(The task)
Return each line of the listing that contains the string "ellipsis".

### Extracted entries ###

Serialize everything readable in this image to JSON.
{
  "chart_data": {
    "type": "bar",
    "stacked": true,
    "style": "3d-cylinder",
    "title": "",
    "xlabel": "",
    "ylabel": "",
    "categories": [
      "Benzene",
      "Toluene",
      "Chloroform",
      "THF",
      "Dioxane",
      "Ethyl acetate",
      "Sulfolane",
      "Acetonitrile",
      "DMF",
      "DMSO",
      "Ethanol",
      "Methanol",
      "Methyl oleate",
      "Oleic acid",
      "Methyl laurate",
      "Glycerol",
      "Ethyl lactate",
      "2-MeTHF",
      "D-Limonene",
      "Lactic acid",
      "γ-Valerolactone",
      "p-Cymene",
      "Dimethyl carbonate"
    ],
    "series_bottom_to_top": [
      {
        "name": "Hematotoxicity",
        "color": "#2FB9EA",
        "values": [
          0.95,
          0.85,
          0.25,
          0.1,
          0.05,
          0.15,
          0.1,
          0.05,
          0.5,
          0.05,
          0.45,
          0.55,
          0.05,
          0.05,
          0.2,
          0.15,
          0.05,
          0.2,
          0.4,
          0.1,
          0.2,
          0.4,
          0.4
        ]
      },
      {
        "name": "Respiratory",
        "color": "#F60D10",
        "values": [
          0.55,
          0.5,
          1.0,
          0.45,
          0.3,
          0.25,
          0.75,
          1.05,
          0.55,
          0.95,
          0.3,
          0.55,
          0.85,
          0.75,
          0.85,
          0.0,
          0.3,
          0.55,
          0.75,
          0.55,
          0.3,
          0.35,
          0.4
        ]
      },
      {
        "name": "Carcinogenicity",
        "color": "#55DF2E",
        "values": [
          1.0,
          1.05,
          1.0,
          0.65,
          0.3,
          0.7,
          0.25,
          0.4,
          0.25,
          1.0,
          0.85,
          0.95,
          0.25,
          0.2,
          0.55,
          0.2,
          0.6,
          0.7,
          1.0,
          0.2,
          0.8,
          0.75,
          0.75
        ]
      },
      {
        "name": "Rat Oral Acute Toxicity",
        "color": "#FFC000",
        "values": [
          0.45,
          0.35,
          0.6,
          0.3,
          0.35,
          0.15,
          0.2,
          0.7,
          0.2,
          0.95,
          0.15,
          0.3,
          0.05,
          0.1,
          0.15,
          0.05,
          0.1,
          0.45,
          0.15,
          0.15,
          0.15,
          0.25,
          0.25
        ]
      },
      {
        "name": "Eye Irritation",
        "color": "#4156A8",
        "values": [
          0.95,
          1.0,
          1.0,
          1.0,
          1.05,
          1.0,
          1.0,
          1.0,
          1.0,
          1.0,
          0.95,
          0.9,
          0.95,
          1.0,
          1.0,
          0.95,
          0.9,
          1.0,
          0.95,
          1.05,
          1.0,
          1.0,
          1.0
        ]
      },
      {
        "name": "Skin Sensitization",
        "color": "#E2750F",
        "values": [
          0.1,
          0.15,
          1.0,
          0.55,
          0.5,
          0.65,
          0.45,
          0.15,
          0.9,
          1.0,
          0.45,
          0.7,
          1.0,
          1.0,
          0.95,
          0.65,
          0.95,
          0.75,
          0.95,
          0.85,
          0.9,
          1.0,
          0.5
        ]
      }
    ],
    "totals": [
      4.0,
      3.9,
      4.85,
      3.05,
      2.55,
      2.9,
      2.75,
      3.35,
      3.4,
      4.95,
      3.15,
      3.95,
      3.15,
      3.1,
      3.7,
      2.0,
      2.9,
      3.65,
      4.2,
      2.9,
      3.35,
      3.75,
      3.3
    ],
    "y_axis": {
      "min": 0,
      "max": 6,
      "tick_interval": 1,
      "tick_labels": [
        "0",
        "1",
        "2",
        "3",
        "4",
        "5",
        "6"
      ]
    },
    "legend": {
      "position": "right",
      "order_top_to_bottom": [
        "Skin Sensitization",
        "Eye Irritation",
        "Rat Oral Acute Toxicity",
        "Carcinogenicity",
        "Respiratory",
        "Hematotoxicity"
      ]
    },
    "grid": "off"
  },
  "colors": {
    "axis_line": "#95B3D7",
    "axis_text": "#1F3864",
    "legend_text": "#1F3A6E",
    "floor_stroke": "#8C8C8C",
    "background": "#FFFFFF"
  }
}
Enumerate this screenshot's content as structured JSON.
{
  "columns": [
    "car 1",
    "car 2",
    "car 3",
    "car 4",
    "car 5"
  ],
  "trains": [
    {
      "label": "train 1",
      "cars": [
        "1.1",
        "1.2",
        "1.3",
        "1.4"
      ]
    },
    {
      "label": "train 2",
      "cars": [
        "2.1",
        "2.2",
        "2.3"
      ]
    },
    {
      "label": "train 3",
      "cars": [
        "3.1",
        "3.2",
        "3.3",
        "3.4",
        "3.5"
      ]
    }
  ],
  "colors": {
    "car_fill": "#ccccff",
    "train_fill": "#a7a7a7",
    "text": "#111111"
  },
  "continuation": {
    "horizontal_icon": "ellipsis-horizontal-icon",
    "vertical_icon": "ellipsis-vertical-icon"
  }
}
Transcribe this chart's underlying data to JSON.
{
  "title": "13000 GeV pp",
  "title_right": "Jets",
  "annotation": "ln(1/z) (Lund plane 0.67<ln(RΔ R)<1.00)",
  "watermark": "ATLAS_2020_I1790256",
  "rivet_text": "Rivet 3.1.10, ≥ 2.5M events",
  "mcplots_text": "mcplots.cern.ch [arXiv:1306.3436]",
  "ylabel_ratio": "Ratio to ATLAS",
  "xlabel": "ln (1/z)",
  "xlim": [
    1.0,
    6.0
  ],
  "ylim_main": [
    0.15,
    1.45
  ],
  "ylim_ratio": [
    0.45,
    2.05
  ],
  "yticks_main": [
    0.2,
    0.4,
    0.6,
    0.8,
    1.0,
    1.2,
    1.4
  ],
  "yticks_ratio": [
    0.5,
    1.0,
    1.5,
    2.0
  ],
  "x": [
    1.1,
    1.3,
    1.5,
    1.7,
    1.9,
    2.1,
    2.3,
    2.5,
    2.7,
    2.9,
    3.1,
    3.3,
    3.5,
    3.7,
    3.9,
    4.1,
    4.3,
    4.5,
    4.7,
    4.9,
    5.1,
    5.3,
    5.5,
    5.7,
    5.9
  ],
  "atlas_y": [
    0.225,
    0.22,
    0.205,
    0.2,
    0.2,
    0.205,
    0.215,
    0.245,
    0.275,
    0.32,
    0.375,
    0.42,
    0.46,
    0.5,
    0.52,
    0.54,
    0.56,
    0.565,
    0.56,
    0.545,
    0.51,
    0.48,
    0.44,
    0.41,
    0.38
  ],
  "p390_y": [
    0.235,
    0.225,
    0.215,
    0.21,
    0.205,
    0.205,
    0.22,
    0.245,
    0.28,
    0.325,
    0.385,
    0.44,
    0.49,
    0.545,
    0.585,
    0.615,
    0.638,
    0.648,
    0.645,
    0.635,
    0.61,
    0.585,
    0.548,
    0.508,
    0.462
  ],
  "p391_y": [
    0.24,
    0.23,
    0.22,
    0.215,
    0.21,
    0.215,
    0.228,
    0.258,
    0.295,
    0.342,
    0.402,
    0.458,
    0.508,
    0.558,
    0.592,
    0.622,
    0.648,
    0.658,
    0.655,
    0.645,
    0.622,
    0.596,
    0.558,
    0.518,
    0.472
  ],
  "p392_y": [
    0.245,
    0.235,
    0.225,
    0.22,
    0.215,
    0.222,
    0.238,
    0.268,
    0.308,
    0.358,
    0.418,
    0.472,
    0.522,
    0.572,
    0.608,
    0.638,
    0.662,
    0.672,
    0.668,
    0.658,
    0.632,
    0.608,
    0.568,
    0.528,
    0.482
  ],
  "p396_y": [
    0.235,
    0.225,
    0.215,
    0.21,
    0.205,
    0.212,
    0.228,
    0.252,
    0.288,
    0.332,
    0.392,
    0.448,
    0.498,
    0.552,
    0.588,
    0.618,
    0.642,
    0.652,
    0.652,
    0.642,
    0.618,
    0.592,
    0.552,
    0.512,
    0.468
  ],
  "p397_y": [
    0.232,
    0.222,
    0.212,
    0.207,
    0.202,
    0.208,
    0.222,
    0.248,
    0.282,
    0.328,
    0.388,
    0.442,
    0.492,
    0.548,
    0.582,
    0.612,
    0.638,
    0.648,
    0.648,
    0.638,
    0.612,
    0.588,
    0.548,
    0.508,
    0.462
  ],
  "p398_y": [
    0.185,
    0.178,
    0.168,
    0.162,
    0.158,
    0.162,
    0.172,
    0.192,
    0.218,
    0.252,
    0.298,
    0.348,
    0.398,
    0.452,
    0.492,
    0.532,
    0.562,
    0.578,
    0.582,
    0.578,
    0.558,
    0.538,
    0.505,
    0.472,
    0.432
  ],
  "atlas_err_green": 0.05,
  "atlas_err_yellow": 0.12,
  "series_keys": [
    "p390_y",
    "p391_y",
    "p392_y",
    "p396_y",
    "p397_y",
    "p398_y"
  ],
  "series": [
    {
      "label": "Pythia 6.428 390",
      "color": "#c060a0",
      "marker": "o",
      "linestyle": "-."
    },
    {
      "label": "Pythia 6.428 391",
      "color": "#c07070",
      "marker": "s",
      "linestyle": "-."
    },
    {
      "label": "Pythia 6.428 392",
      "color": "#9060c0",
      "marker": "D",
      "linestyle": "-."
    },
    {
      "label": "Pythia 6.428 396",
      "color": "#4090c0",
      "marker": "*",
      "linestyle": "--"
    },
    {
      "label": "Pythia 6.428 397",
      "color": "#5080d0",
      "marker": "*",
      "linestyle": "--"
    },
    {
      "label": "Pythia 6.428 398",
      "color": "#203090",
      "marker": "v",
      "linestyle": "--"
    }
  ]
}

###

(Output below)
    "horizontal_icon": "ellipsis-horizontal-icon",
    "vertical_icon": "ellipsis-vertical-icon"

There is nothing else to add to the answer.